Source material:

● ● ●

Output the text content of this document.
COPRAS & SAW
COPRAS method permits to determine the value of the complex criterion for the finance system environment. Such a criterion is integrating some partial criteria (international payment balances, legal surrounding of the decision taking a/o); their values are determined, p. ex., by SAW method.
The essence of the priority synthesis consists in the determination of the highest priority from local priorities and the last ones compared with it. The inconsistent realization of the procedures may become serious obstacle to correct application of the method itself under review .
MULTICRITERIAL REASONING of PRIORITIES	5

● ● ●

Directive: Retype all of the data shown above, word for word.

Result for this task:
Output the text content of this document.
COPRAS & SAW
COPRAS method permits to determine the value of the complex criterion for the finance system environment. Such a criterion is integrating some partial criteria (international payment balances, legal surrounding of the decision taking a/o); their values are determined, p. ex., by SAW method.
The essence of the priority synthesis consists in the determination of the highest priority from local priorities and the last ones compared with it. The inconsistent realization of the procedures may become serious obstacle to correct application of the method itself under review .
MULTICRITERIAL REASONING of PRIORITIES	5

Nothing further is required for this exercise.